======== SOURCE MATERIAL ========

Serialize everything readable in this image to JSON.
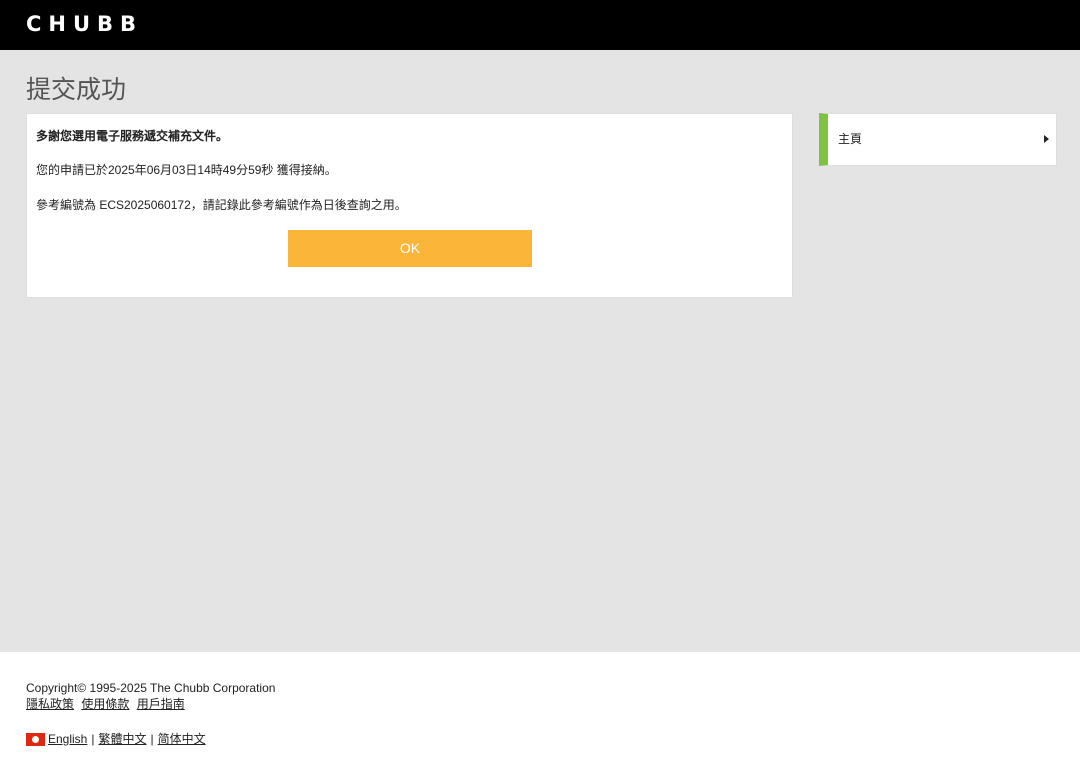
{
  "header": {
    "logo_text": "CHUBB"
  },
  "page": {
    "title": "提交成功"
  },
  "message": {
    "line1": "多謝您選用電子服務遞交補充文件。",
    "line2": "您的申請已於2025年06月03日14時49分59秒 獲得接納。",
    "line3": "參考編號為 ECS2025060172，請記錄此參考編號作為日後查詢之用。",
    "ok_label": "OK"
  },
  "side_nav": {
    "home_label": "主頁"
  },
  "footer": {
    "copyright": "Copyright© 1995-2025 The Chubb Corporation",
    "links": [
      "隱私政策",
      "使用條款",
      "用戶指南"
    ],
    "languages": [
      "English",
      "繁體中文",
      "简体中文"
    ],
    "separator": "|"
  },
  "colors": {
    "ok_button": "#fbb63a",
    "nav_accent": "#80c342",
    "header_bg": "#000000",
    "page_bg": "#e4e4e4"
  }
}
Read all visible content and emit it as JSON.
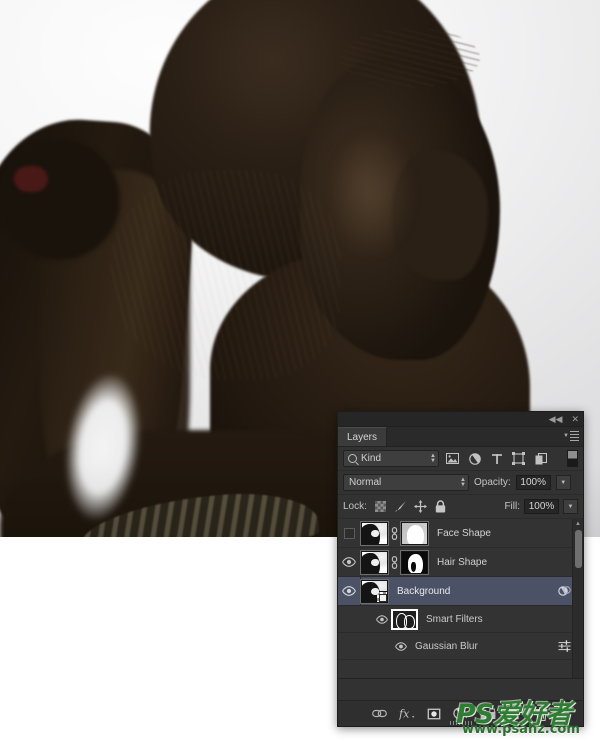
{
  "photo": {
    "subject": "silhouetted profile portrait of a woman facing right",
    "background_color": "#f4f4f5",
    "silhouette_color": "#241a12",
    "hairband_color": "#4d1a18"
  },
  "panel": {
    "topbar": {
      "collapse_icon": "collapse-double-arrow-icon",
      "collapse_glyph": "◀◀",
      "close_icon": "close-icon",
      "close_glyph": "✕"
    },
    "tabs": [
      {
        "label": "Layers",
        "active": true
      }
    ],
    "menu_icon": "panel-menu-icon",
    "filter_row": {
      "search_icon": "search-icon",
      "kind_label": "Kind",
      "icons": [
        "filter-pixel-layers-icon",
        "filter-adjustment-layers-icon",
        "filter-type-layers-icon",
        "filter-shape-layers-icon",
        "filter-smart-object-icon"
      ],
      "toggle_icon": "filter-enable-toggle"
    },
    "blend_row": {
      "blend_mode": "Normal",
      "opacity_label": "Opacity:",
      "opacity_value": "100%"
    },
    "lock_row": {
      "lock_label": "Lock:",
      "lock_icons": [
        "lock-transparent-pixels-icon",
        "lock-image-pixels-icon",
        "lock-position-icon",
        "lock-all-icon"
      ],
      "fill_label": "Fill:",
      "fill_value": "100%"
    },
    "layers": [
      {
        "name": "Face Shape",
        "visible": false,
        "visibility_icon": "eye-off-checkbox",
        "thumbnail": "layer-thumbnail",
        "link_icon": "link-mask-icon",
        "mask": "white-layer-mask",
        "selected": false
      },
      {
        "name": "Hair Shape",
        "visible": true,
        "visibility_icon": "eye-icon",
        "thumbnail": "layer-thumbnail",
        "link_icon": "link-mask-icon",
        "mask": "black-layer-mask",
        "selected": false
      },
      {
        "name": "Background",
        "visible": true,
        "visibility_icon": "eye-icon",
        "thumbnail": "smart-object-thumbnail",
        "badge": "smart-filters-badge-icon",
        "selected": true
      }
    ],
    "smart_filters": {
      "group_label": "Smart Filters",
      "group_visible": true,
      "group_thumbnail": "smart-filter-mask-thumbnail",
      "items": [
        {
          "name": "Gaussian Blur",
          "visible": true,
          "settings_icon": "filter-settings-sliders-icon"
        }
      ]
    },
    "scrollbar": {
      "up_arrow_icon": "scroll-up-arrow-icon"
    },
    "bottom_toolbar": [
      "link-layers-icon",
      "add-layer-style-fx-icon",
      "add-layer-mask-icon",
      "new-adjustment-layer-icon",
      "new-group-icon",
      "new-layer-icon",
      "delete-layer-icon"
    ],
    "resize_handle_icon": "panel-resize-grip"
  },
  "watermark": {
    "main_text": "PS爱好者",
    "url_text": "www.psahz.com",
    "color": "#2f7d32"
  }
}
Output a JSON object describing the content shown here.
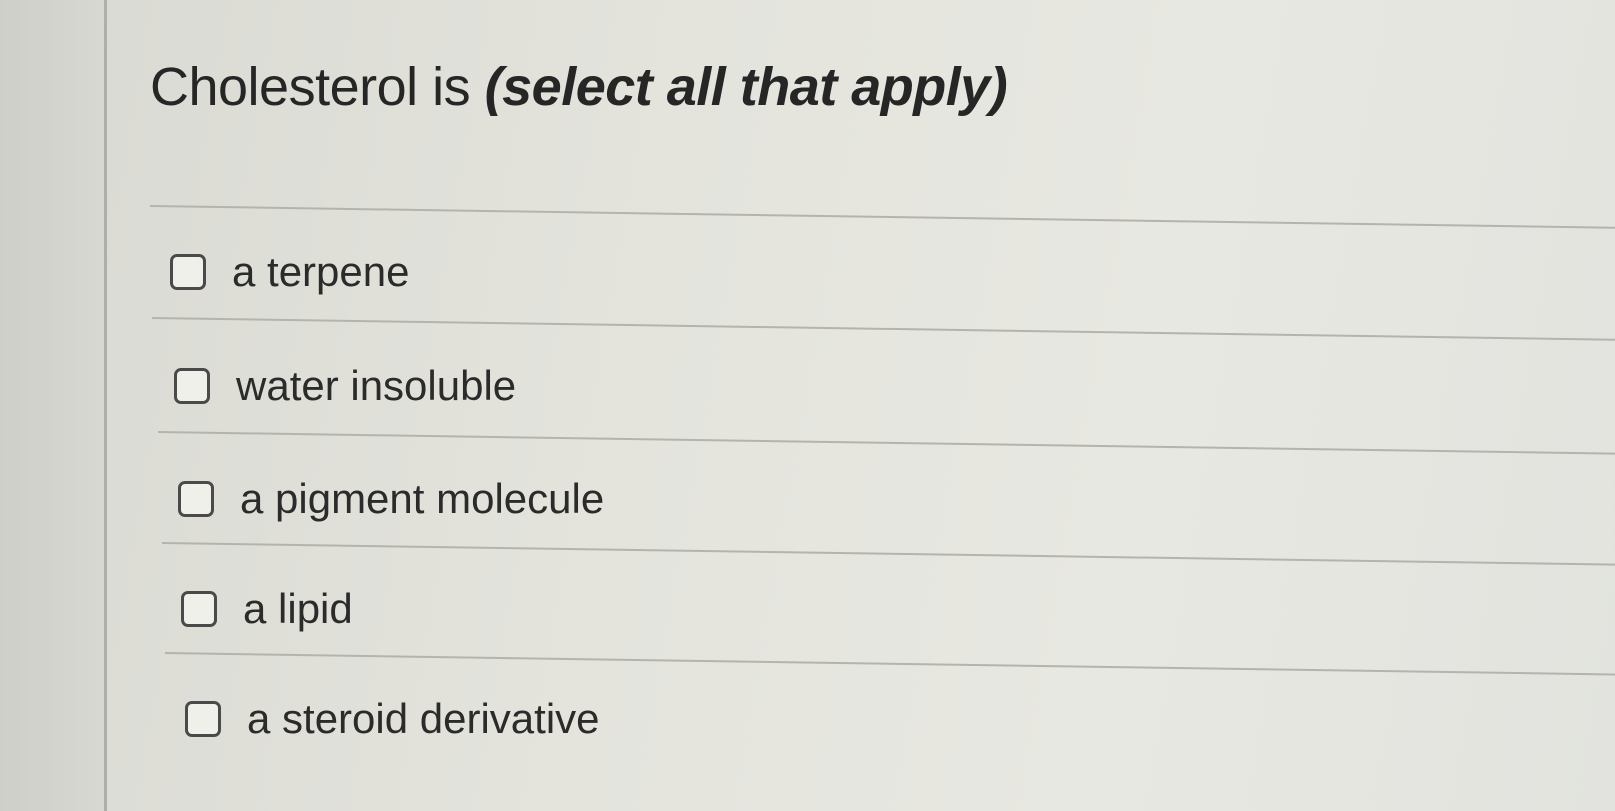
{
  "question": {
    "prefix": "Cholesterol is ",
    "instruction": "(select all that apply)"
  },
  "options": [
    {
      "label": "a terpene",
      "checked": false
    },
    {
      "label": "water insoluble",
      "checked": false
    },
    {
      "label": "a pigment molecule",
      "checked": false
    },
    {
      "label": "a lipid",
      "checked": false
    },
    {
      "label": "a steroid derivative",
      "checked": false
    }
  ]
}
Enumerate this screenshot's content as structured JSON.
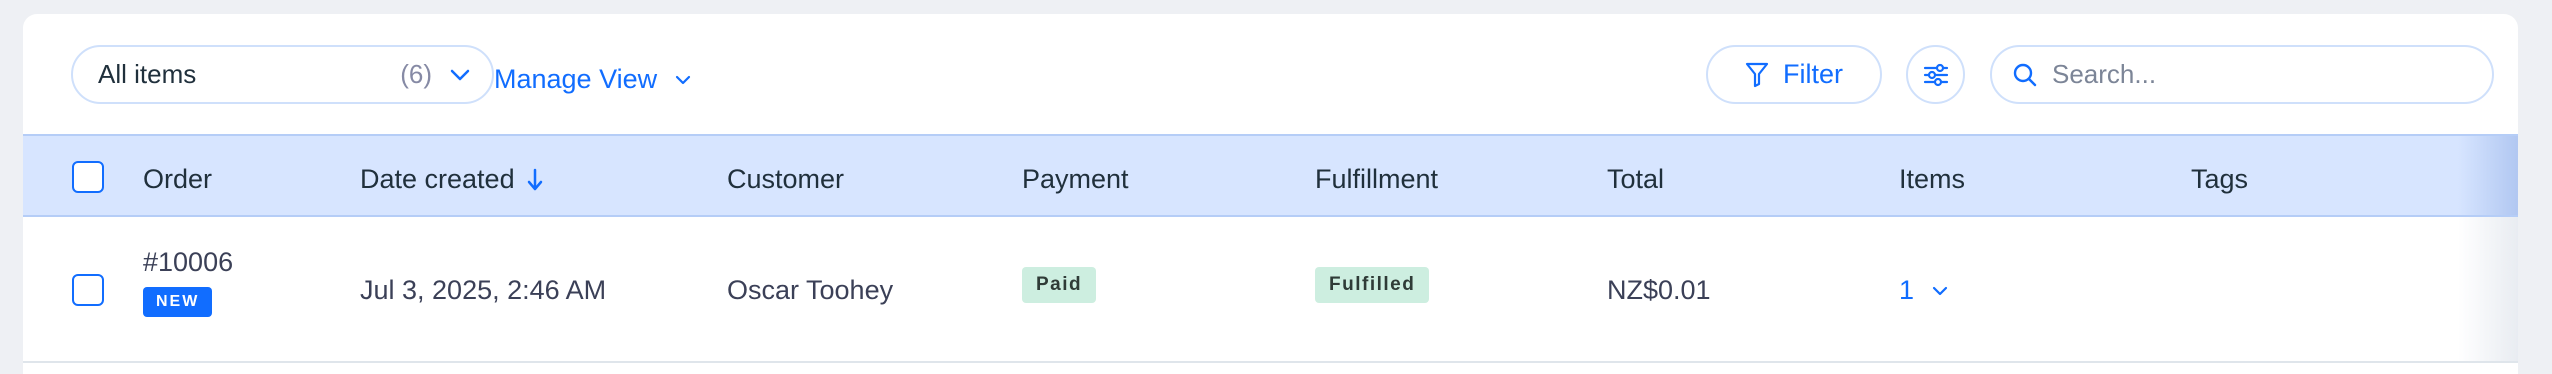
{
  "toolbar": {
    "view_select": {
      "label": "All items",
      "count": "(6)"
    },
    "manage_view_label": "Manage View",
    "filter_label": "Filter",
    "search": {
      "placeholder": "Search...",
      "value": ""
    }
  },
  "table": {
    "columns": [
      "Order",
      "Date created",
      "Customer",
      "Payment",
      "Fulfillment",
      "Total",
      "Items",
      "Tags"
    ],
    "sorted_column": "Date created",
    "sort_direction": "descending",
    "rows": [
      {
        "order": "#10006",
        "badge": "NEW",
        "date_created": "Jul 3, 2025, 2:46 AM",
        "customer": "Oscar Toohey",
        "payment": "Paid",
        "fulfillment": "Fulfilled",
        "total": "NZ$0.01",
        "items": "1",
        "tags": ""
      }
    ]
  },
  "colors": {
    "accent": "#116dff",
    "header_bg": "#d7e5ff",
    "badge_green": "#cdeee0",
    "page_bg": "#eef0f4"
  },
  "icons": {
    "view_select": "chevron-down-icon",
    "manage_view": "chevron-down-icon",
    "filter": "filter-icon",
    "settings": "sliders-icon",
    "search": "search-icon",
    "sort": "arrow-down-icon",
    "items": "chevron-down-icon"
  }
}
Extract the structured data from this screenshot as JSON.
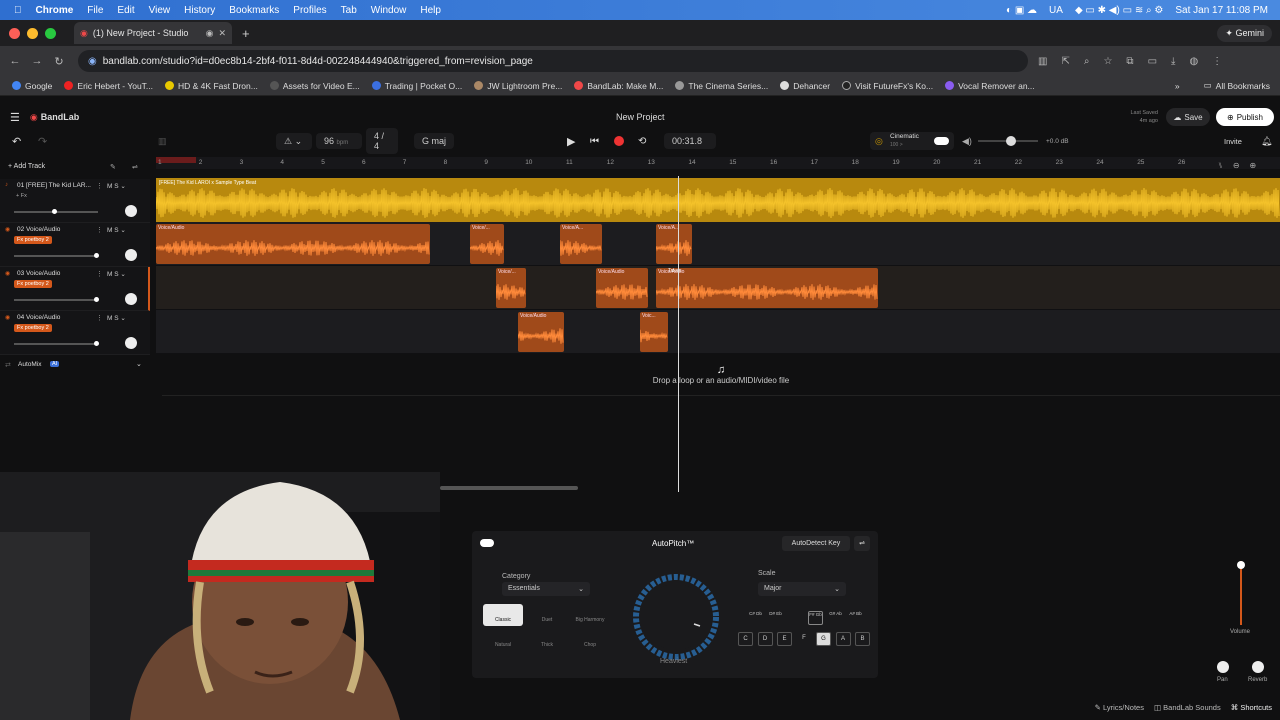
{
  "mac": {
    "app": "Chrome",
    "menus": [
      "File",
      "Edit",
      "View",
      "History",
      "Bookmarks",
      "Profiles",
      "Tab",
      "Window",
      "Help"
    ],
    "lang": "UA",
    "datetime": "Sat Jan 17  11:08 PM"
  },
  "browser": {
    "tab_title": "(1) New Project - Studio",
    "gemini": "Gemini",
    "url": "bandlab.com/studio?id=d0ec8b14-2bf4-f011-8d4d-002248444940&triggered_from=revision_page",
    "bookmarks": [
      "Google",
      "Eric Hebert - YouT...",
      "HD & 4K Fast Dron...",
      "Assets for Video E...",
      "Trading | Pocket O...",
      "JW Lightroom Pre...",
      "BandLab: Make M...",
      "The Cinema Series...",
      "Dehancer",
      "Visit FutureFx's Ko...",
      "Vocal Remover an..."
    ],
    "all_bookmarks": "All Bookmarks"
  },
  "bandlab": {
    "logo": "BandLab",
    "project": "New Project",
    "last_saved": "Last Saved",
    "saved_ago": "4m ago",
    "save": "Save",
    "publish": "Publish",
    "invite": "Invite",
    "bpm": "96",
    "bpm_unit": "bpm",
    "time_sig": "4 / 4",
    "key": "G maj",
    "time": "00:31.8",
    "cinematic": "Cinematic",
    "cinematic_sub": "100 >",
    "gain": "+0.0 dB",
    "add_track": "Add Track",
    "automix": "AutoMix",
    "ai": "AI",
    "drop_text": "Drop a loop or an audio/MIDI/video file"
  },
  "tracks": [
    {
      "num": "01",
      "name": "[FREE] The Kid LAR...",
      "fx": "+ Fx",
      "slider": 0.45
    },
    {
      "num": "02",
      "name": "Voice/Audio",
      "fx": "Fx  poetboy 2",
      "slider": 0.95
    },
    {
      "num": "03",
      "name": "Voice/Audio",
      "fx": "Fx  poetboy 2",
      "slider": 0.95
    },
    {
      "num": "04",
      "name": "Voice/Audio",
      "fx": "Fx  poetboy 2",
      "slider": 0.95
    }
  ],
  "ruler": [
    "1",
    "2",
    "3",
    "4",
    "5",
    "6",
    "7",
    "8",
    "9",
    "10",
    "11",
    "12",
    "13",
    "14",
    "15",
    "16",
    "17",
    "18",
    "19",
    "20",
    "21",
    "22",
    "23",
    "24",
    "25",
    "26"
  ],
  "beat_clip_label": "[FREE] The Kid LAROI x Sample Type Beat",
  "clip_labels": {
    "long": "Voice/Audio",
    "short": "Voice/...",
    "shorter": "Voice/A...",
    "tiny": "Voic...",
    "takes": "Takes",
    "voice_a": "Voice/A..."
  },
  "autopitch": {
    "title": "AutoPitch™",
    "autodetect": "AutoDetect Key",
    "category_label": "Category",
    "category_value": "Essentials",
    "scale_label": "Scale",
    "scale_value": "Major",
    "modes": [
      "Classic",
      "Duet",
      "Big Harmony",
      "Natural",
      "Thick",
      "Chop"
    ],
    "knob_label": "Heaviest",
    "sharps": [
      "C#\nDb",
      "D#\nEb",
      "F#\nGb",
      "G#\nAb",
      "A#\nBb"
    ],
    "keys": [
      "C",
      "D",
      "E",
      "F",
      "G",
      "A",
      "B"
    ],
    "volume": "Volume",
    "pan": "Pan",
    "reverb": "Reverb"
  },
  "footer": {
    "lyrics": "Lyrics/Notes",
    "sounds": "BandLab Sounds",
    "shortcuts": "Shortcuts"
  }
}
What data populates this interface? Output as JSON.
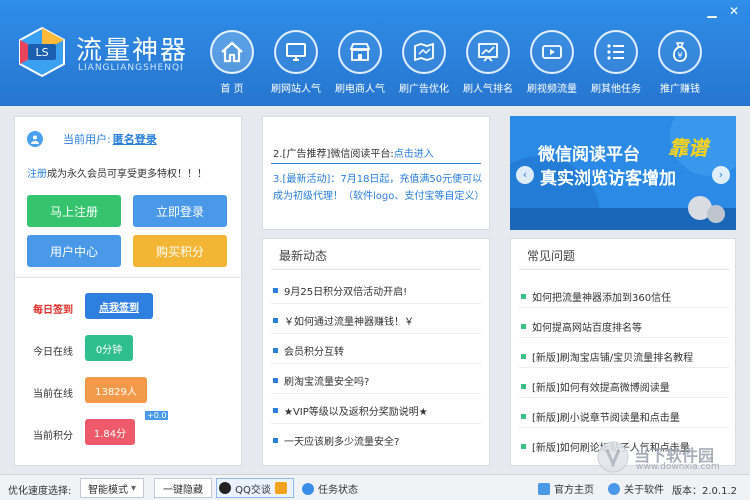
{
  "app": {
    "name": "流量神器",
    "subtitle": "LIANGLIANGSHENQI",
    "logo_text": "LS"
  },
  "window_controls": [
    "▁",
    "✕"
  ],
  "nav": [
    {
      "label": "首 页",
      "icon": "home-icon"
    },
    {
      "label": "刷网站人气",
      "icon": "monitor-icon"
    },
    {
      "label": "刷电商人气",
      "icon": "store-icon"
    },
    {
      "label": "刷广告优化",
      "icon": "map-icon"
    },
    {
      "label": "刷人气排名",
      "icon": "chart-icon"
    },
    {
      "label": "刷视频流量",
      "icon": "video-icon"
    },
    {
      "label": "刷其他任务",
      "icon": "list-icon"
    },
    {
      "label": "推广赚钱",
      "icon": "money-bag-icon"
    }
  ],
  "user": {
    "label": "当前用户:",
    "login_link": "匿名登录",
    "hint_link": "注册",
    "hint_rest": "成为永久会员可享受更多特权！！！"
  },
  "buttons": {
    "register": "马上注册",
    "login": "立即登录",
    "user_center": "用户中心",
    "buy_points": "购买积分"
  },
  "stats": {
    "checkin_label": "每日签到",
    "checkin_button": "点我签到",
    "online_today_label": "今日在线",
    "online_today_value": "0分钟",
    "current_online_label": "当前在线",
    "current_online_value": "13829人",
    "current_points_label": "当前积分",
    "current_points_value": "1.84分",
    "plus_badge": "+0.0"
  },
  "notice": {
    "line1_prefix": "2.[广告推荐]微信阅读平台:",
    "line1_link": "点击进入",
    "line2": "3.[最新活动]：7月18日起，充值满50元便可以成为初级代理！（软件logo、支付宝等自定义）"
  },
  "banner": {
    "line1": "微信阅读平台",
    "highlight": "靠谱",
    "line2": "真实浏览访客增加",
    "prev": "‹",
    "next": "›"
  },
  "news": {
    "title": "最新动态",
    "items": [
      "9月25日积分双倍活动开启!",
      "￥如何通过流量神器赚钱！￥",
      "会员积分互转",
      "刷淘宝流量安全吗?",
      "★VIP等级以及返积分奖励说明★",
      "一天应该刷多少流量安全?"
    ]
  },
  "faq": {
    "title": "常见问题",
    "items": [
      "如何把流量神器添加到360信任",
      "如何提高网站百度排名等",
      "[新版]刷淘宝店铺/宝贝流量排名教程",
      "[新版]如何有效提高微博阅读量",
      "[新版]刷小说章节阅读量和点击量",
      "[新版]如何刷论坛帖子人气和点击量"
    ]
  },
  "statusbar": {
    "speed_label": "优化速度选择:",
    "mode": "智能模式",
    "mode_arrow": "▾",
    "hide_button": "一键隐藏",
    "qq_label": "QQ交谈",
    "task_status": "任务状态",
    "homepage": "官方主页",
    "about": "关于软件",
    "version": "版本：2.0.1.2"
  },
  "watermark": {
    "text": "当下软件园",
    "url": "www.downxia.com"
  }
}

========

• **DIRECTIONS**
A line counts if it holds the word "screenshot". Work out how many lines in the listing count, and give only that number.

• **RESULT FOR THIS TASK**
2